SOURCE PASSAGE Block Start

Ayeb-Karlsson, Sonja (2020, June). When the disaster strikes: Gendered (im)mobility in Bangladesh. Climate Risk Management. ePub in advance of print. (doi: 10.1016/j.crm.2020.100237) (Link: https://www.sciencedirect.com/science/article/pii/S2212096320300279?via%3Dihub)
Abstract: Gender influences people’s behaviour (such as (im)mobility decision) in various ways. This study investigates gendered (im)mobility during cyclone strikes in Bangladesh. A scenario where people described sometimes ending up unable to move away from environmentally high-risk locations and situations. The Q-based Discourse Analysis showed how and why gender-roles (im)mobilised people in three coastal study sites during the cyclones. People (and especially women) explained that failing to evacuate to the cyclone shelters when a disaster strikes was not uncommon. Gender, or feminine and masculine social roles, played a significant role in these evacuation decisions while facilitating or constraining their mobility. The gendered subjectivities outlined different accepted social behaviours and spaces for a men and women. In this way, immobility (social, psychological, and geographical) was strongly gendered. Masculine roles were expected to be brave and protective, while female ‘mobility’ could be risky. Women’s mobility therefore ended up being constrained to the home. In other words, when the disaster strikes, everyone did not have the same ability to move. These empirical insights are important to inform climate policy in a way that it better supports vulnerable populations worldwide confronting global environmental changes today and in the future.
Sonja Ayeb-Karlsson <s.ayeb-karlsson> is with the Brighton and Sussex Medical School, University of Sussex, Falmer, Sussex, UK; and the Institute for Environment and Human Security, United Nations University, Bonn, Germany.

SOURCE PASSAGE Block End

Write out everything in the abstract on gendered (im)mobility in Bangladesh, from "Sonja Ayeb-Karlsson <s.ayeb-karlsson>" down to "University, Bonn, Germany.". The records aren't needed for this.

DATASET RECORDS Block Start

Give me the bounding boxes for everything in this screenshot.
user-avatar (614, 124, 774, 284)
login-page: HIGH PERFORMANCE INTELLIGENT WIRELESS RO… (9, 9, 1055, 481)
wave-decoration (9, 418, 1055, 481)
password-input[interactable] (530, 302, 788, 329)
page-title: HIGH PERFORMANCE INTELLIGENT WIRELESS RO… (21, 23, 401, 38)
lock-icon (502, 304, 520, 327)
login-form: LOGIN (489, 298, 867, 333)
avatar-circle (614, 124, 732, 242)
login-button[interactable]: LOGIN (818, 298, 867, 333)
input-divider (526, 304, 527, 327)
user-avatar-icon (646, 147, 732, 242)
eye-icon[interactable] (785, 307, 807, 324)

DATASET RECORDS Block End

SOLUTION:
Sonja Ayeb-Karlsson <s.ayeb-karlsson> is with the Brighton and Sussex Medical School, University of Sussex, Falmer, Sussex, UK; and the Institute for Environment and Human Security, United Nations University, Bonn, Germany.